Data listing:
************
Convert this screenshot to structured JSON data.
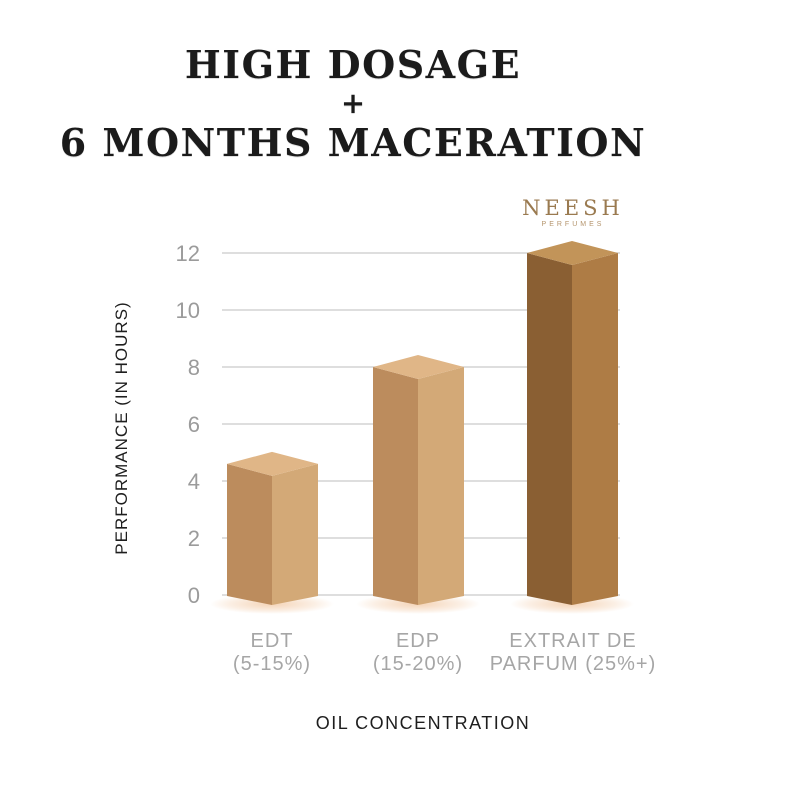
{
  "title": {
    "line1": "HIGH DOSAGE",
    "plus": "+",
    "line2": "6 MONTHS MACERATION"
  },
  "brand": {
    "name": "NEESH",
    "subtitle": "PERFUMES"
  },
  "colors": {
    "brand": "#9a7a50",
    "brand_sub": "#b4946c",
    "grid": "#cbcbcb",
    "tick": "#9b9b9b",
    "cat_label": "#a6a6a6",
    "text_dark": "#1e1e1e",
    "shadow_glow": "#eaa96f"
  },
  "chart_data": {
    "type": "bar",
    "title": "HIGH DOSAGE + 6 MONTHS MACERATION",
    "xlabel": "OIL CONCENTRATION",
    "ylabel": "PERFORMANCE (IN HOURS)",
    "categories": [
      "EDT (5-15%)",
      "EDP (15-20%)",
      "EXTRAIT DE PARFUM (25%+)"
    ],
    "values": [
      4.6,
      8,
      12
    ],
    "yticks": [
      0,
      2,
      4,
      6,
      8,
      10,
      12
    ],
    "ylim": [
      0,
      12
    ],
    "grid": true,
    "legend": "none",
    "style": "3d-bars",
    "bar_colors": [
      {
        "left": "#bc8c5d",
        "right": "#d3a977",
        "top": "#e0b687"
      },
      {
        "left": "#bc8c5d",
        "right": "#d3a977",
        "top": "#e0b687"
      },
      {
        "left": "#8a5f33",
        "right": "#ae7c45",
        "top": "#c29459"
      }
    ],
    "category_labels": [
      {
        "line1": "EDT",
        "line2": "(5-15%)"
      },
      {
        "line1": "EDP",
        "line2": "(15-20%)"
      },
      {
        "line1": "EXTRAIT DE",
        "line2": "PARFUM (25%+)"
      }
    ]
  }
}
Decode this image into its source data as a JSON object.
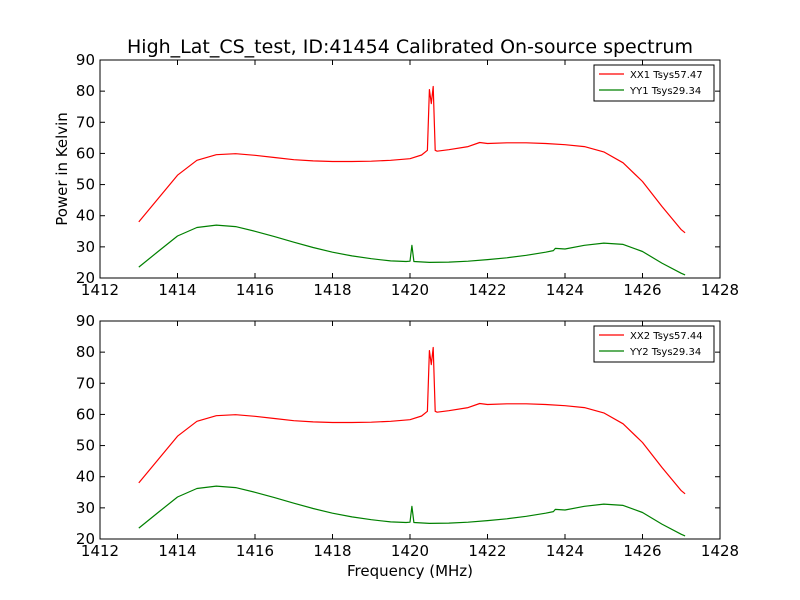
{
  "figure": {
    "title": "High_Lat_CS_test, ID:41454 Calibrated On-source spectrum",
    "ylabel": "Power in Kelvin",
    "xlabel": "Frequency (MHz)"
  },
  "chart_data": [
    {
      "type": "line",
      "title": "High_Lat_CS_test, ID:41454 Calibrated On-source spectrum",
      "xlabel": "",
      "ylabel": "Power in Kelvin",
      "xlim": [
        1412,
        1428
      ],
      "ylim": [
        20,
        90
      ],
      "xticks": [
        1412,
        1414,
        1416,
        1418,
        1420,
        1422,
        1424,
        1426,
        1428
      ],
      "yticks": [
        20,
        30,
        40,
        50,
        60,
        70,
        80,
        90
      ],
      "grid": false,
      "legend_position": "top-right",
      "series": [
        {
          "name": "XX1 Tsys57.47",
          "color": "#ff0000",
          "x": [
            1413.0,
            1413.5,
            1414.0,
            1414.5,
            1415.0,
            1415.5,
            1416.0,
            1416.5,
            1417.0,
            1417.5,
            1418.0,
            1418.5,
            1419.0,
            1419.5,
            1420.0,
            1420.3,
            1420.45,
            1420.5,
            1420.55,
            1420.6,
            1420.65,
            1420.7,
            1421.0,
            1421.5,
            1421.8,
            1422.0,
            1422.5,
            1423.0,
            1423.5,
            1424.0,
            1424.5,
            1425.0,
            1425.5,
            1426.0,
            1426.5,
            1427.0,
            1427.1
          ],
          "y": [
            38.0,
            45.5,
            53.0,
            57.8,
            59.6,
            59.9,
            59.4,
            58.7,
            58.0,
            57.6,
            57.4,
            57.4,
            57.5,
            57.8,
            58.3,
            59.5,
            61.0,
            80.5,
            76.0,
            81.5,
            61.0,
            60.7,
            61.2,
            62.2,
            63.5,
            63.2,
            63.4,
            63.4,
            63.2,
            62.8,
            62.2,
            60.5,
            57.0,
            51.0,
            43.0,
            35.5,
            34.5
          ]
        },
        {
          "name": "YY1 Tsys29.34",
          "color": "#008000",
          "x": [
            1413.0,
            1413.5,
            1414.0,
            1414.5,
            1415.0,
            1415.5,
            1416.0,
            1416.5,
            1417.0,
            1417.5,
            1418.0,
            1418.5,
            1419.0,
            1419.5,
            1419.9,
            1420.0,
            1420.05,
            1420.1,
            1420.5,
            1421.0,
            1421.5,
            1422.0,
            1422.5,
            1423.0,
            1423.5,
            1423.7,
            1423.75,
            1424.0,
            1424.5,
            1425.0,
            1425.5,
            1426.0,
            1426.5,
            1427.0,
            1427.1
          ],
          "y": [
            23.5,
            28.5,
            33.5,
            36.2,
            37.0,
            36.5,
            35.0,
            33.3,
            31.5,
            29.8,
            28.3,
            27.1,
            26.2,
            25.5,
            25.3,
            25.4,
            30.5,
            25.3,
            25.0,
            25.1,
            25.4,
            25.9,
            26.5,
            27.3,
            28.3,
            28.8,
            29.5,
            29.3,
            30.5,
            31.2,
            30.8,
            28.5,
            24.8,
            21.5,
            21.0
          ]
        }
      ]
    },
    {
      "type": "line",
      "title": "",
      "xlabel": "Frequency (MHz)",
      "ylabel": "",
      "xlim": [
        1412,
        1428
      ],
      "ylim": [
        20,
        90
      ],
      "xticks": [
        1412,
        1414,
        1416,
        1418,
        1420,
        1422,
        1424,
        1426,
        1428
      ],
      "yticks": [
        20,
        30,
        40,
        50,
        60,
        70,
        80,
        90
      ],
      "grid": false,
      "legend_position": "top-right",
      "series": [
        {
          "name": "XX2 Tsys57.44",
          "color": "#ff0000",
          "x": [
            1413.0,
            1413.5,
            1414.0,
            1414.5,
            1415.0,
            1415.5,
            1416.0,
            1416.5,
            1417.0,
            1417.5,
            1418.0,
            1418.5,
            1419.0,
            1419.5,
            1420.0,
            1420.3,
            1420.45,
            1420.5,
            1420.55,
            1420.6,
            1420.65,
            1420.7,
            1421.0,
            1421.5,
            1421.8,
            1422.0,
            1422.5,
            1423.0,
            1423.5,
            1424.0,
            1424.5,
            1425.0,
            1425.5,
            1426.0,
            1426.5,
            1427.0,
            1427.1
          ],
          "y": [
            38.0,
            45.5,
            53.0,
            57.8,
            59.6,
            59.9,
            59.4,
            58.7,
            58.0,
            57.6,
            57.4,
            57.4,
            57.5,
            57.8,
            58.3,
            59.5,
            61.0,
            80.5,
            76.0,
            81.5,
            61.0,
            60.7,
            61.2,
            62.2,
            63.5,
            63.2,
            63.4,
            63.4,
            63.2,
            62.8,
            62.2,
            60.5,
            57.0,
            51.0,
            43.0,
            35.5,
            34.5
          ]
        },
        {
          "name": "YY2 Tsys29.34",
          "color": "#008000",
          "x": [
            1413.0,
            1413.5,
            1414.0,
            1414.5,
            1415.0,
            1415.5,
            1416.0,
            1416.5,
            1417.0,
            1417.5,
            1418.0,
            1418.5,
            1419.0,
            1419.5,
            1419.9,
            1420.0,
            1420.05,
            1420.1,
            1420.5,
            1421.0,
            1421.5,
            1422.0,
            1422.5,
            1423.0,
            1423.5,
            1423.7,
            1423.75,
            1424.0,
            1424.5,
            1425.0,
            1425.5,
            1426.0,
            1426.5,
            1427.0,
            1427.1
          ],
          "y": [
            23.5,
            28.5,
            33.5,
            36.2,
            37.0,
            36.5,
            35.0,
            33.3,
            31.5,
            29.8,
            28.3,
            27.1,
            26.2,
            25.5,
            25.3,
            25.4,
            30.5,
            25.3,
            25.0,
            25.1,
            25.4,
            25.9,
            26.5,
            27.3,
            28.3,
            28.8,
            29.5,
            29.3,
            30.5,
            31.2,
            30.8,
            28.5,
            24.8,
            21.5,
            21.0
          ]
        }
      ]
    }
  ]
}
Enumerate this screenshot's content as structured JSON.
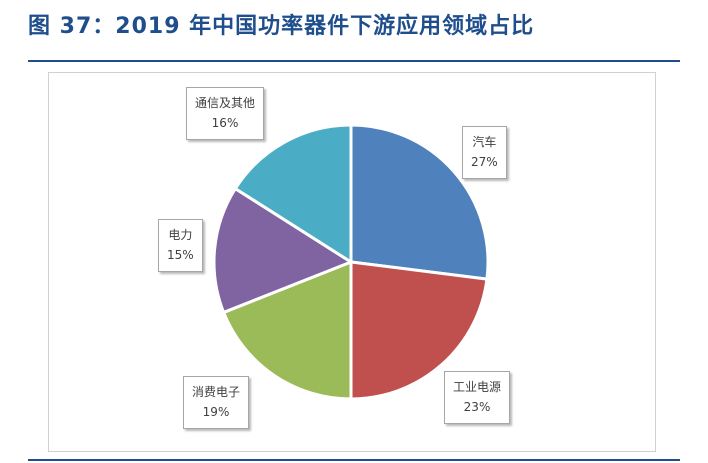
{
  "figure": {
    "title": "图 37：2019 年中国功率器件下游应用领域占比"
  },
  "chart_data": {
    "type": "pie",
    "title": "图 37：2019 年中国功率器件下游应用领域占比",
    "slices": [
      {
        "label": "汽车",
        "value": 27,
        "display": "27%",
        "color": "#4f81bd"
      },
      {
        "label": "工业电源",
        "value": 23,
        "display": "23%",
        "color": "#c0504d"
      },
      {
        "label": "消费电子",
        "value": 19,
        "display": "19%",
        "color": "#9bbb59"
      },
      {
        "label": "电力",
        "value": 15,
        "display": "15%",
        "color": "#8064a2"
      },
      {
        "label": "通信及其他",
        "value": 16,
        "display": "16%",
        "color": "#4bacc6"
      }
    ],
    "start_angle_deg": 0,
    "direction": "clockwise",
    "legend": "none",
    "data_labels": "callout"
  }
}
************
Go to the line containing "Enumerate this screenshot's", then write out word for word every line from there to the end of the listing. Keep both end lines and drop the pictures.

ANSWER BELOW:
Enumerate this screenshot's content as structured JSON.
{
  "figure": {
    "title": "图 37：2019 年中国功率器件下游应用领域占比"
  },
  "chart_data": {
    "type": "pie",
    "title": "图 37：2019 年中国功率器件下游应用领域占比",
    "slices": [
      {
        "label": "汽车",
        "value": 27,
        "display": "27%",
        "color": "#4f81bd"
      },
      {
        "label": "工业电源",
        "value": 23,
        "display": "23%",
        "color": "#c0504d"
      },
      {
        "label": "消费电子",
        "value": 19,
        "display": "19%",
        "color": "#9bbb59"
      },
      {
        "label": "电力",
        "value": 15,
        "display": "15%",
        "color": "#8064a2"
      },
      {
        "label": "通信及其他",
        "value": 16,
        "display": "16%",
        "color": "#4bacc6"
      }
    ],
    "start_angle_deg": 0,
    "direction": "clockwise",
    "legend": "none",
    "data_labels": "callout"
  }
}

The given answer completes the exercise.